## What the task requires
Within the records below, find each line that holds the string "background", then copy it.

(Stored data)
+ + + +

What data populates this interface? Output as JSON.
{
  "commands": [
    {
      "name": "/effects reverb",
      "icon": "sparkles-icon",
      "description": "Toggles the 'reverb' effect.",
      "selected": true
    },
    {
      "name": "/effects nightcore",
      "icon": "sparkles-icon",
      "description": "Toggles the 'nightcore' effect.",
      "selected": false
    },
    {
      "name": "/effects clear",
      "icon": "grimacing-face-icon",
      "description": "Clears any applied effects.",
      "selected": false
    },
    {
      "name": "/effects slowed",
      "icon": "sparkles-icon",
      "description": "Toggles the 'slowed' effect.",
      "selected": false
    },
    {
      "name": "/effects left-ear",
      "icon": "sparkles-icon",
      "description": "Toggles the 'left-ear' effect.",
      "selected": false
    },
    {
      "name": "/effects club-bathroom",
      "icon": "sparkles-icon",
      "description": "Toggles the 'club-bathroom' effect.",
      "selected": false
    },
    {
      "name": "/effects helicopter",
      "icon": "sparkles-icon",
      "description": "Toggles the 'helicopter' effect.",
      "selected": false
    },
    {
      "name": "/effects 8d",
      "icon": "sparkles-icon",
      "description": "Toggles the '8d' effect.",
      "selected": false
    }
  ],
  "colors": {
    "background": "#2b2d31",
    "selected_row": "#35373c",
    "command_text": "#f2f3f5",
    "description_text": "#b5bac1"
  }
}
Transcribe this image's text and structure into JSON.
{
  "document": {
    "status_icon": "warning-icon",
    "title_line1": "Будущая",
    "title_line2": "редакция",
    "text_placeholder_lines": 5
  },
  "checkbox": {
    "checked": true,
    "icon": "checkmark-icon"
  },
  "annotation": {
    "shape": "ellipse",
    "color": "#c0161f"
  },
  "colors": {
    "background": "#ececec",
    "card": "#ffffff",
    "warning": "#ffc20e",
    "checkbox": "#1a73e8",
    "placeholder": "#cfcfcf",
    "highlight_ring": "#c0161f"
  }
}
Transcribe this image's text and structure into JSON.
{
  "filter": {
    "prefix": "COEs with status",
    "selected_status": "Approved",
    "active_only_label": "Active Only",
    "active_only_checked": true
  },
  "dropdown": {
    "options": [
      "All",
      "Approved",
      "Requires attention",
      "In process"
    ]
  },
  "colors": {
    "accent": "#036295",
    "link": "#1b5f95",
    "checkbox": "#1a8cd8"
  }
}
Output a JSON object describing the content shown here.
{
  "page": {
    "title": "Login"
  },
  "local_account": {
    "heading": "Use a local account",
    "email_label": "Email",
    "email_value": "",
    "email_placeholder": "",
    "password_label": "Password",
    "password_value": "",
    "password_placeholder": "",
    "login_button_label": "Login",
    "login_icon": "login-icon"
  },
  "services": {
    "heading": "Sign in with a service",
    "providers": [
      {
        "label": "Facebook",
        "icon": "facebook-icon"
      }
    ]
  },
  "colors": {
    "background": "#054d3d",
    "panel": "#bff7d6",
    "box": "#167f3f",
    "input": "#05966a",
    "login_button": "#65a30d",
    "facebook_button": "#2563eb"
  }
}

+ + + +

## Full answer
    "background": "#2b2d31",
    "background": "#ececec",
    "background": "#054d3d",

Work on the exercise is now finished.